• [TASK GOAL] Make an exact copy of the lines below.

• [SOURCE RECORDS]
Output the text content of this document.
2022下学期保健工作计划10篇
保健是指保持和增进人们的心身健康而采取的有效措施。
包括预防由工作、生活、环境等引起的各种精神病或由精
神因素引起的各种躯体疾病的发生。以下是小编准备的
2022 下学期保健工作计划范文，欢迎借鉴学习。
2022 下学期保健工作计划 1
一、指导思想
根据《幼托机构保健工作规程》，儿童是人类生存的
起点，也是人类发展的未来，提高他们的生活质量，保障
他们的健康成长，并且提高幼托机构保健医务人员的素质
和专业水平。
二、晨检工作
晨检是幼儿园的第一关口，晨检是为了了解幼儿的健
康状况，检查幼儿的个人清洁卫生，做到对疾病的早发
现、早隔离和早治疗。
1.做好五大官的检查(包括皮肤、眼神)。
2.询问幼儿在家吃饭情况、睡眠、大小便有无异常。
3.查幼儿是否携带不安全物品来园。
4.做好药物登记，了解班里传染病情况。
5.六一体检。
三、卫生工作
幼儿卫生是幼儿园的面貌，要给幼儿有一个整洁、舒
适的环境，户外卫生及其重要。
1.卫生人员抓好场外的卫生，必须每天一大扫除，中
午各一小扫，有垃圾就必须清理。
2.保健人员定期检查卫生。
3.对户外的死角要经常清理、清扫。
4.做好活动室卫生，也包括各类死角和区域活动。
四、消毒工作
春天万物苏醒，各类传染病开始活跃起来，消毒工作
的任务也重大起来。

• [THE COMPLETED TASK]
Output the text content of this document.
2022下学期保健工作计划10篇
保健是指保持和增进人们的心身健康而采取的有效措施。
包括预防由工作、生活、环境等引起的各种精神病或由精
神因素引起的各种躯体疾病的发生。以下是小编准备的
2022 下学期保健工作计划范文，欢迎借鉴学习。
2022 下学期保健工作计划 1
一、指导思想
根据《幼托机构保健工作规程》，儿童是人类生存的
起点，也是人类发展的未来，提高他们的生活质量，保障
他们的健康成长，并且提高幼托机构保健医务人员的素质
和专业水平。
二、晨检工作
晨检是幼儿园的第一关口，晨检是为了了解幼儿的健
康状况，检查幼儿的个人清洁卫生，做到对疾病的早发
现、早隔离和早治疗。
1.做好五大官的检查(包括皮肤、眼神)。
2.询问幼儿在家吃饭情况、睡眠、大小便有无异常。
3.查幼儿是否携带不安全物品来园。
4.做好药物登记，了解班里传染病情况。
5.六一体检。
三、卫生工作
幼儿卫生是幼儿园的面貌，要给幼儿有一个整洁、舒
适的环境，户外卫生及其重要。
1.卫生人员抓好场外的卫生，必须每天一大扫除，中
午各一小扫，有垃圾就必须清理。
2.保健人员定期检查卫生。
3.对户外的死角要经常清理、清扫。
4.做好活动室卫生，也包括各类死角和区域活动。
四、消毒工作
春天万物苏醒，各类传染病开始活跃起来，消毒工作
的任务也重大起来。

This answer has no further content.